Provide an exact reproduction of every entry.

Stored items
-------------------------

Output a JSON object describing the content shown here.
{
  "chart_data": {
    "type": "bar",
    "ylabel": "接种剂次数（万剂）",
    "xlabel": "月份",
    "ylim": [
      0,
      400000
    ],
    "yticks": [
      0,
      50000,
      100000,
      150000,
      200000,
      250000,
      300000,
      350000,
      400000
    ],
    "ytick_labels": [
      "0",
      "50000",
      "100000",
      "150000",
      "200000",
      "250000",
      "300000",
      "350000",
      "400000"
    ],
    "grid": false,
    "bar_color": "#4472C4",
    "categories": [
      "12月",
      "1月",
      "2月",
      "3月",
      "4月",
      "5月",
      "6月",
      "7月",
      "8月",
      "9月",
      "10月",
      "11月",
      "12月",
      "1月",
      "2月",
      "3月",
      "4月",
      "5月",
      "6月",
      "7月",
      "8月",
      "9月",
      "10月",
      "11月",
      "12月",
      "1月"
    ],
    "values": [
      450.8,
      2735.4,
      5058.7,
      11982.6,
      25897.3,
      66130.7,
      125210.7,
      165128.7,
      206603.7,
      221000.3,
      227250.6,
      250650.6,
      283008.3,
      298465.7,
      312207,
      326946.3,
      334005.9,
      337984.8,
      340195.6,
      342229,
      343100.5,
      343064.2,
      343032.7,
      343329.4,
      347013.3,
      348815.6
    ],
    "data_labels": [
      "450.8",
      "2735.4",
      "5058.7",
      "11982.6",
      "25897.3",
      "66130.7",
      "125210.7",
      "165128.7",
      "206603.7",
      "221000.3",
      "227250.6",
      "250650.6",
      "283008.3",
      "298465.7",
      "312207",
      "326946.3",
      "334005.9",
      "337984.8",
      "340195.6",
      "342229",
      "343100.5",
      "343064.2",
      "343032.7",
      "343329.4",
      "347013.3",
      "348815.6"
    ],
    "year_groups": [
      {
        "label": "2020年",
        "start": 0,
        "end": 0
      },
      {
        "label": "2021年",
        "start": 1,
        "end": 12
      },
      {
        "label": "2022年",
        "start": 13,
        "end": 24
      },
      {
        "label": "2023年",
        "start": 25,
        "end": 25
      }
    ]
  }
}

-------------------------

#### [Response to the task]
Output a JSON object describing the content shown here.
{
  "chart_data": {
    "type": "bar",
    "ylabel": "接种剂次数（万剂）",
    "xlabel": "月份",
    "ylim": [
      0,
      400000
    ],
    "yticks": [
      0,
      50000,
      100000,
      150000,
      200000,
      250000,
      300000,
      350000,
      400000
    ],
    "ytick_labels": [
      "0",
      "50000",
      "100000",
      "150000",
      "200000",
      "250000",
      "300000",
      "350000",
      "400000"
    ],
    "grid": false,
    "bar_color": "#4472C4",
    "categories": [
      "12月",
      "1月",
      "2月",
      "3月",
      "4月",
      "5月",
      "6月",
      "7月",
      "8月",
      "9月",
      "10月",
      "11月",
      "12月",
      "1月",
      "2月",
      "3月",
      "4月",
      "5月",
      "6月",
      "7月",
      "8月",
      "9月",
      "10月",
      "11月",
      "12月",
      "1月"
    ],
    "values": [
      450.8,
      2735.4,
      5058.7,
      11982.6,
      25897.3,
      66130.7,
      125210.7,
      165128.7,
      206603.7,
      221000.3,
      227250.6,
      250650.6,
      283008.3,
      298465.7,
      312207,
      326946.3,
      334005.9,
      337984.8,
      340195.6,
      342229,
      343100.5,
      343064.2,
      343032.7,
      343329.4,
      347013.3,
      348815.6
    ],
    "data_labels": [
      "450.8",
      "2735.4",
      "5058.7",
      "11982.6",
      "25897.3",
      "66130.7",
      "125210.7",
      "165128.7",
      "206603.7",
      "221000.3",
      "227250.6",
      "250650.6",
      "283008.3",
      "298465.7",
      "312207",
      "326946.3",
      "334005.9",
      "337984.8",
      "340195.6",
      "342229",
      "343100.5",
      "343064.2",
      "343032.7",
      "343329.4",
      "347013.3",
      "348815.6"
    ],
    "year_groups": [
      {
        "label": "2020年",
        "start": 0,
        "end": 0
      },
      {
        "label": "2021年",
        "start": 1,
        "end": 12
      },
      {
        "label": "2022年",
        "start": 13,
        "end": 24
      },
      {
        "label": "2023年",
        "start": 25,
        "end": 25
      }
    ]
  }
}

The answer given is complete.